→ **WHAT THIS TASK INVOLVES**
Return every record below exactly as written, omitting any pictures.

→ **PROVIDED RECORDS**
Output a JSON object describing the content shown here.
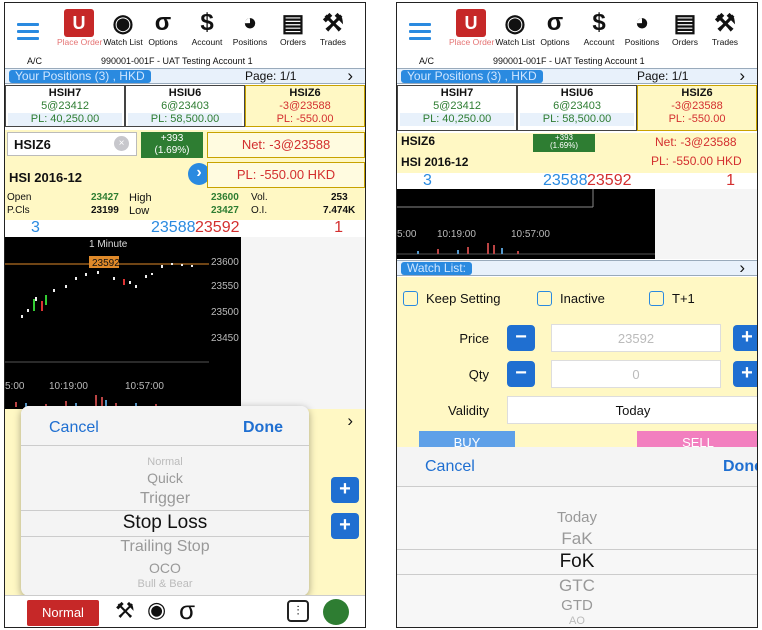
{
  "toolbar": {
    "logo_text": "U",
    "place_order": "Place Order",
    "watch_list": "Watch List",
    "options": "Options",
    "account": "Account",
    "positions": "Positions",
    "orders": "Orders",
    "trades": "Trades",
    "glyph_sigma": "σ",
    "glyph_eye": "👁",
    "glyph_gavel": "⚖"
  },
  "account": {
    "label": "A/C",
    "value": "990001-001F - UAT Testing Account 1"
  },
  "positions": {
    "tab": "Your Positions (3) , HKD",
    "page": "Page: 1/1",
    "chevron": "›"
  },
  "position_cells": [
    {
      "name": "HSIH7",
      "qty": "5@23412",
      "pl": "PL: 40,250.00"
    },
    {
      "name": "HSIU6",
      "qty": "6@23403",
      "pl": "PL: 58,500.00"
    },
    {
      "name": "HSIZ6",
      "qty": "-3@23588",
      "pl": "PL: -550.00"
    }
  ],
  "symbol": {
    "code": "HSIZ6",
    "series": "HSI 2016-12",
    "change": "+393",
    "change_pct": "(1.69%)",
    "net": "Net: -3@23588",
    "pl_left": "PL: -550.00 HKD",
    "pl_right": "PL: -550.00 HKD",
    "clear_icon": "×",
    "go_icon": "›"
  },
  "stats": {
    "open_label": "Open",
    "open": "23427",
    "high_label": "High",
    "high": "23600",
    "vol_label": "Vol.",
    "vol": "253",
    "pcls_label": "P.Cls",
    "pcls": "23199",
    "low_label": "Low",
    "low": "23427",
    "oi_label": "O.I.",
    "oi": "7.474K"
  },
  "quote": {
    "bid_count": "3",
    "bid": "23588",
    "ask": "23592",
    "ask_count": "1"
  },
  "chart": {
    "title": "1 Minute",
    "last_price": "23592",
    "y_ticks": [
      "23600",
      "23550",
      "23500",
      "23450"
    ],
    "x_ticks": [
      "5:00",
      "10:19:00",
      "10:57:00"
    ]
  },
  "picker1": {
    "cancel": "Cancel",
    "done": "Done",
    "options": [
      "Normal",
      "Quick",
      "Trigger",
      "Stop Loss",
      "Trailing Stop",
      "OCO",
      "Bull & Bear"
    ],
    "selected_index": 3
  },
  "bottom_bar": {
    "order_type": "Normal",
    "sigma": "σ",
    "gavel": "⚖",
    "eye": "👁",
    "settings": "⚙"
  },
  "watch": {
    "tab": "Watch List:",
    "chevron": "›"
  },
  "order": {
    "keep_setting": "Keep Setting",
    "inactive": "Inactive",
    "t_plus_1": "T+1",
    "price_label": "Price",
    "price_value": "23592",
    "qty_label": "Qty",
    "qty_value": "0",
    "validity_label": "Validity",
    "validity_value": "Today",
    "buy": "BUY",
    "sell": "SELL",
    "minus": "−",
    "plus": "+"
  },
  "picker2": {
    "cancel": "Cancel",
    "done": "Done",
    "options": [
      "Today",
      "FaK",
      "FoK",
      "GTC",
      "GTD",
      "AO"
    ],
    "selected_index": 2
  },
  "colors": {
    "accent": "#2a8ae0",
    "up": "#2e7d32",
    "down": "#d32f2f",
    "panel": "#fff8c4"
  }
}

→ **OUTPUT BELOW**
Output a JSON object describing the content shown here.
{
  "toolbar": {
    "logo_text": "U",
    "place_order": "Place Order",
    "watch_list": "Watch List",
    "options": "Options",
    "account": "Account",
    "positions": "Positions",
    "orders": "Orders",
    "trades": "Trades",
    "glyph_sigma": "σ",
    "glyph_eye": "👁",
    "glyph_gavel": "⚖"
  },
  "account": {
    "label": "A/C",
    "value": "990001-001F - UAT Testing Account 1"
  },
  "positions": {
    "tab": "Your Positions (3) , HKD",
    "page": "Page: 1/1",
    "chevron": "›"
  },
  "position_cells": [
    {
      "name": "HSIH7",
      "qty": "5@23412",
      "pl": "PL: 40,250.00"
    },
    {
      "name": "HSIU6",
      "qty": "6@23403",
      "pl": "PL: 58,500.00"
    },
    {
      "name": "HSIZ6",
      "qty": "-3@23588",
      "pl": "PL: -550.00"
    }
  ],
  "symbol": {
    "code": "HSIZ6",
    "series": "HSI 2016-12",
    "change": "+393",
    "change_pct": "(1.69%)",
    "net": "Net: -3@23588",
    "pl_left": "PL: -550.00 HKD",
    "pl_right": "PL: -550.00 HKD",
    "clear_icon": "×",
    "go_icon": "›"
  },
  "stats": {
    "open_label": "Open",
    "open": "23427",
    "high_label": "High",
    "high": "23600",
    "vol_label": "Vol.",
    "vol": "253",
    "pcls_label": "P.Cls",
    "pcls": "23199",
    "low_label": "Low",
    "low": "23427",
    "oi_label": "O.I.",
    "oi": "7.474K"
  },
  "quote": {
    "bid_count": "3",
    "bid": "23588",
    "ask": "23592",
    "ask_count": "1"
  },
  "chart": {
    "title": "1 Minute",
    "last_price": "23592",
    "y_ticks": [
      "23600",
      "23550",
      "23500",
      "23450"
    ],
    "x_ticks": [
      "5:00",
      "10:19:00",
      "10:57:00"
    ]
  },
  "picker1": {
    "cancel": "Cancel",
    "done": "Done",
    "options": [
      "Normal",
      "Quick",
      "Trigger",
      "Stop Loss",
      "Trailing Stop",
      "OCO",
      "Bull & Bear"
    ],
    "selected_index": 3
  },
  "bottom_bar": {
    "order_type": "Normal",
    "sigma": "σ",
    "gavel": "⚖",
    "eye": "👁",
    "settings": "⚙"
  },
  "watch": {
    "tab": "Watch List:",
    "chevron": "›"
  },
  "order": {
    "keep_setting": "Keep Setting",
    "inactive": "Inactive",
    "t_plus_1": "T+1",
    "price_label": "Price",
    "price_value": "23592",
    "qty_label": "Qty",
    "qty_value": "0",
    "validity_label": "Validity",
    "validity_value": "Today",
    "buy": "BUY",
    "sell": "SELL",
    "minus": "−",
    "plus": "+"
  },
  "picker2": {
    "cancel": "Cancel",
    "done": "Done",
    "options": [
      "Today",
      "FaK",
      "FoK",
      "GTC",
      "GTD",
      "AO"
    ],
    "selected_index": 2
  },
  "colors": {
    "accent": "#2a8ae0",
    "up": "#2e7d32",
    "down": "#d32f2f",
    "panel": "#fff8c4"
  }
}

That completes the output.